◆ **Instruction**:
Print out the material that follows word for word.

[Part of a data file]
# # #

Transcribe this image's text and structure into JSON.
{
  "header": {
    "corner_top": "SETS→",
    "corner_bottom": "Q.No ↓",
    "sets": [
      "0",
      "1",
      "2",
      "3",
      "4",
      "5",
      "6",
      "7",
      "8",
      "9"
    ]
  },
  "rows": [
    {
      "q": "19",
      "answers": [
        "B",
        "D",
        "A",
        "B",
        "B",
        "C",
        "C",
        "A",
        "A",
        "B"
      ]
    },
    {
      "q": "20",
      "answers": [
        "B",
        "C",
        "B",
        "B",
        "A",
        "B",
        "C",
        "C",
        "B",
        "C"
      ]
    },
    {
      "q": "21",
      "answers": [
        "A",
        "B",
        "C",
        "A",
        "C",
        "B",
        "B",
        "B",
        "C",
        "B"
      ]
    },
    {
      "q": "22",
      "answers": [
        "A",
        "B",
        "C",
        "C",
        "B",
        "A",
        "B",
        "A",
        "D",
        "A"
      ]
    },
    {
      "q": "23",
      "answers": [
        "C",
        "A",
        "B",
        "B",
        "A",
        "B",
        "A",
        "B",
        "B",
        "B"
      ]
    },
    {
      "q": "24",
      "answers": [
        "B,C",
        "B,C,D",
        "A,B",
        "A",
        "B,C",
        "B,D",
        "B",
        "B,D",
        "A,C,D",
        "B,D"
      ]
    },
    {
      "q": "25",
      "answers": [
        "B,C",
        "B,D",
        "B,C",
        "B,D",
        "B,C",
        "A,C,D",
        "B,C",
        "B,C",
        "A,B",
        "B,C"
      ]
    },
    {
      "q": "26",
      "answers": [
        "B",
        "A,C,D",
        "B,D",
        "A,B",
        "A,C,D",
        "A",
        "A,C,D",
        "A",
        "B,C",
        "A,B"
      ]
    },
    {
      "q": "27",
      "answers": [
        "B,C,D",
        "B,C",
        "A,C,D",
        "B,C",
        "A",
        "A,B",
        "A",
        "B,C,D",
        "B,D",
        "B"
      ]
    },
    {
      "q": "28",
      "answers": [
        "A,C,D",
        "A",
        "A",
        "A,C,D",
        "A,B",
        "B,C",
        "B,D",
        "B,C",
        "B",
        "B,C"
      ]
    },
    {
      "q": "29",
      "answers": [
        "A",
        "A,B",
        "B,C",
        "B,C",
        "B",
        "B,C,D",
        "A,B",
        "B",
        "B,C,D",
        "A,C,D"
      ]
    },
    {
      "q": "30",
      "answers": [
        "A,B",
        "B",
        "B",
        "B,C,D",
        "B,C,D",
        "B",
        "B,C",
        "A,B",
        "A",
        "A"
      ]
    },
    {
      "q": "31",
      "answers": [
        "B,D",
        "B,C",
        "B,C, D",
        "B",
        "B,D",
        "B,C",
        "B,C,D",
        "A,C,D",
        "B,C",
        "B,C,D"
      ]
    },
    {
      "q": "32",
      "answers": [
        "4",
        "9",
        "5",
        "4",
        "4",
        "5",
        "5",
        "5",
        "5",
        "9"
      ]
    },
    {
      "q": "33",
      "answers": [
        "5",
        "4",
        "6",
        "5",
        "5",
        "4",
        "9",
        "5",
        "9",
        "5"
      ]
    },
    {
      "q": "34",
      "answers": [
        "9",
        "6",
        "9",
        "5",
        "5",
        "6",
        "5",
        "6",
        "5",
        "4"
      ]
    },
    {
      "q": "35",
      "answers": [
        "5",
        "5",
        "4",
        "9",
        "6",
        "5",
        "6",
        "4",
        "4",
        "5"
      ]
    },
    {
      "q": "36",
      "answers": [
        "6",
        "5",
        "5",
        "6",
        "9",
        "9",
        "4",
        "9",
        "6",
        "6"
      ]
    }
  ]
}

# # #

◆ **Right answer**:
Transcribe this image's text and structure into JSON.
{
  "header": {
    "corner_top": "SETS→",
    "corner_bottom": "Q.No ↓",
    "sets": [
      "0",
      "1",
      "2",
      "3",
      "4",
      "5",
      "6",
      "7",
      "8",
      "9"
    ]
  },
  "rows": [
    {
      "q": "19",
      "answers": [
        "B",
        "D",
        "A",
        "B",
        "B",
        "C",
        "C",
        "A",
        "A",
        "B"
      ]
    },
    {
      "q": "20",
      "answers": [
        "B",
        "C",
        "B",
        "B",
        "A",
        "B",
        "C",
        "C",
        "B",
        "C"
      ]
    },
    {
      "q": "21",
      "answers": [
        "A",
        "B",
        "C",
        "A",
        "C",
        "B",
        "B",
        "B",
        "C",
        "B"
      ]
    },
    {
      "q": "22",
      "answers": [
        "A",
        "B",
        "C",
        "C",
        "B",
        "A",
        "B",
        "A",
        "D",
        "A"
      ]
    },
    {
      "q": "23",
      "answers": [
        "C",
        "A",
        "B",
        "B",
        "A",
        "B",
        "A",
        "B",
        "B",
        "B"
      ]
    },
    {
      "q": "24",
      "answers": [
        "B,C",
        "B,C,D",
        "A,B",
        "A",
        "B,C",
        "B,D",
        "B",
        "B,D",
        "A,C,D",
        "B,D"
      ]
    },
    {
      "q": "25",
      "answers": [
        "B,C",
        "B,D",
        "B,C",
        "B,D",
        "B,C",
        "A,C,D",
        "B,C",
        "B,C",
        "A,B",
        "B,C"
      ]
    },
    {
      "q": "26",
      "answers": [
        "B",
        "A,C,D",
        "B,D",
        "A,B",
        "A,C,D",
        "A",
        "A,C,D",
        "A",
        "B,C",
        "A,B"
      ]
    },
    {
      "q": "27",
      "answers": [
        "B,C,D",
        "B,C",
        "A,C,D",
        "B,C",
        "A",
        "A,B",
        "A",
        "B,C,D",
        "B,D",
        "B"
      ]
    },
    {
      "q": "28",
      "answers": [
        "A,C,D",
        "A",
        "A",
        "A,C,D",
        "A,B",
        "B,C",
        "B,D",
        "B,C",
        "B",
        "B,C"
      ]
    },
    {
      "q": "29",
      "answers": [
        "A",
        "A,B",
        "B,C",
        "B,C",
        "B",
        "B,C,D",
        "A,B",
        "B",
        "B,C,D",
        "A,C,D"
      ]
    },
    {
      "q": "30",
      "answers": [
        "A,B",
        "B",
        "B",
        "B,C,D",
        "B,C,D",
        "B",
        "B,C",
        "A,B",
        "A",
        "A"
      ]
    },
    {
      "q": "31",
      "answers": [
        "B,D",
        "B,C",
        "B,C, D",
        "B",
        "B,D",
        "B,C",
        "B,C,D",
        "A,C,D",
        "B,C",
        "B,C,D"
      ]
    },
    {
      "q": "32",
      "answers": [
        "4",
        "9",
        "5",
        "4",
        "4",
        "5",
        "5",
        "5",
        "5",
        "9"
      ]
    },
    {
      "q": "33",
      "answers": [
        "5",
        "4",
        "6",
        "5",
        "5",
        "4",
        "9",
        "5",
        "9",
        "5"
      ]
    },
    {
      "q": "34",
      "answers": [
        "9",
        "6",
        "9",
        "5",
        "5",
        "6",
        "5",
        "6",
        "5",
        "4"
      ]
    },
    {
      "q": "35",
      "answers": [
        "5",
        "5",
        "4",
        "9",
        "6",
        "5",
        "6",
        "4",
        "4",
        "5"
      ]
    },
    {
      "q": "36",
      "answers": [
        "6",
        "5",
        "5",
        "6",
        "9",
        "9",
        "4",
        "9",
        "6",
        "6"
      ]
    }
  ]
}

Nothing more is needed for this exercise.